• [What you need to do] Copy out the final stretch of the listing: the line that contains "Output a JSON" and all lines after it, exactly as they appear.

━━━━━━━━━━━━━━━━━━━━

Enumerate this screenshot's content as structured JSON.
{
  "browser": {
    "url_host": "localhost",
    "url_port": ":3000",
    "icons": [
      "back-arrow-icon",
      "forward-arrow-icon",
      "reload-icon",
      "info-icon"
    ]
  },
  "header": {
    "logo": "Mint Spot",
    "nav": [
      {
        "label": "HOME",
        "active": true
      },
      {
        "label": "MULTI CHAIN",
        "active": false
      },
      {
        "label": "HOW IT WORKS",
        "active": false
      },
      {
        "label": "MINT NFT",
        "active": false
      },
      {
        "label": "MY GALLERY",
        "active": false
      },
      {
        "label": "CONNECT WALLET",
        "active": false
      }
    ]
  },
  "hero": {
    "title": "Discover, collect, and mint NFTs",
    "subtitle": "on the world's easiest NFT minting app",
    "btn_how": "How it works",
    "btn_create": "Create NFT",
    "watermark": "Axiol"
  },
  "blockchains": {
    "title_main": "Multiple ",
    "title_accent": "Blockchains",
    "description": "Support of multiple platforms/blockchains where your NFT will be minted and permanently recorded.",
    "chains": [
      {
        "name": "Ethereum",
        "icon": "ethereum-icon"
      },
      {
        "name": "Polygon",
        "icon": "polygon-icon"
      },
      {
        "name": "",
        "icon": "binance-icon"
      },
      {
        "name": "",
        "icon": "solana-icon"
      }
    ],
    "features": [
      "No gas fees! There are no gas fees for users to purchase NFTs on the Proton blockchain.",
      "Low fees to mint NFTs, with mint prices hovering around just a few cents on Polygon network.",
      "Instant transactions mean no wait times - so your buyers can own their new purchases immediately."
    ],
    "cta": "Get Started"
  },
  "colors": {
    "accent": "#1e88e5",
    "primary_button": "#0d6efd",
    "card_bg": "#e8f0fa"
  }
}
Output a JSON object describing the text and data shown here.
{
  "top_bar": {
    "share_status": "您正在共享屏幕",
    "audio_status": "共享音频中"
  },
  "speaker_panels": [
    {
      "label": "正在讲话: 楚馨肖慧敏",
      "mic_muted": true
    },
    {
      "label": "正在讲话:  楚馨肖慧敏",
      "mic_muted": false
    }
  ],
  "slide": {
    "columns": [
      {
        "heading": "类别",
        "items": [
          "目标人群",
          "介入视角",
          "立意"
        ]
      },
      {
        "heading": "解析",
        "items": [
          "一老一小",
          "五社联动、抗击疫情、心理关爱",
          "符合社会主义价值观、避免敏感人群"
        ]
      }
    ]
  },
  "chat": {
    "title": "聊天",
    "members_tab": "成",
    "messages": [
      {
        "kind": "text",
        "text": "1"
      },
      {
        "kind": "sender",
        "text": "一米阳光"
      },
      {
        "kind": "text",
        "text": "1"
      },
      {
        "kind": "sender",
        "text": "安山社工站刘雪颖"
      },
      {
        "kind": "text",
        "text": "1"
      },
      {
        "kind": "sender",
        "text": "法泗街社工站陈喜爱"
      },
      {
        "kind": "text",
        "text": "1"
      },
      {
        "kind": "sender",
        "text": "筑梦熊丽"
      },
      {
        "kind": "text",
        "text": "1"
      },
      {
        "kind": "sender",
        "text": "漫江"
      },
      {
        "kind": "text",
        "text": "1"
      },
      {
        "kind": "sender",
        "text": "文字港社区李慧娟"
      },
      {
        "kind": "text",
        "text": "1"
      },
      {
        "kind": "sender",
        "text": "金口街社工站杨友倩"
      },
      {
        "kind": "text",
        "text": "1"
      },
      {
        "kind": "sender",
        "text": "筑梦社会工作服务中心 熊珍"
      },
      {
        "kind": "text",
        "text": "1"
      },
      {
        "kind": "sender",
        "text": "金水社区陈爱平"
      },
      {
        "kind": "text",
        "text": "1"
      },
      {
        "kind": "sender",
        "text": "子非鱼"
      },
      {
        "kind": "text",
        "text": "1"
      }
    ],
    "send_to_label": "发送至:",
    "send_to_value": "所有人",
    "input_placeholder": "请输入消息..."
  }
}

━━━━━━━━━━━━━━━━━━━━

• [Answer to the exercise]
Output a JSON object describing the text and data shown here.
{
  "top_bar": {
    "share_status": "您正在共享屏幕",
    "audio_status": "共享音频中"
  },
  "speaker_panels": [
    {
      "label": "正在讲话: 楚馨肖慧敏",
      "mic_muted": true
    },
    {
      "label": "正在讲话:  楚馨肖慧敏",
      "mic_muted": false
    }
  ],
  "slide": {
    "columns": [
      {
        "heading": "类别",
        "items": [
          "目标人群",
          "介入视角",
          "立意"
        ]
      },
      {
        "heading": "解析",
        "items": [
          "一老一小",
          "五社联动、抗击疫情、心理关爱",
          "符合社会主义价值观、避免敏感人群"
        ]
      }
    ]
  },
  "chat": {
    "title": "聊天",
    "members_tab": "成",
    "messages": [
      {
        "kind": "text",
        "text": "1"
      },
      {
        "kind": "sender",
        "text": "一米阳光"
      },
      {
        "kind": "text",
        "text": "1"
      },
      {
        "kind": "sender",
        "text": "安山社工站刘雪颖"
      },
      {
        "kind": "text",
        "text": "1"
      },
      {
        "kind": "sender",
        "text": "法泗街社工站陈喜爱"
      },
      {
        "kind": "text",
        "text": "1"
      },
      {
        "kind": "sender",
        "text": "筑梦熊丽"
      },
      {
        "kind": "text",
        "text": "1"
      },
      {
        "kind": "sender",
        "text": "漫江"
      },
      {
        "kind": "text",
        "text": "1"
      },
      {
        "kind": "sender",
        "text": "文字港社区李慧娟"
      },
      {
        "kind": "text",
        "text": "1"
      },
      {
        "kind": "sender",
        "text": "金口街社工站杨友倩"
      },
      {
        "kind": "text",
        "text": "1"
      },
      {
        "kind": "sender",
        "text": "筑梦社会工作服务中心 熊珍"
      },
      {
        "kind": "text",
        "text": "1"
      },
      {
        "kind": "sender",
        "text": "金水社区陈爱平"
      },
      {
        "kind": "text",
        "text": "1"
      },
      {
        "kind": "sender",
        "text": "子非鱼"
      },
      {
        "kind": "text",
        "text": "1"
      }
    ],
    "send_to_label": "发送至:",
    "send_to_value": "所有人",
    "input_placeholder": "请输入消息..."
  }
}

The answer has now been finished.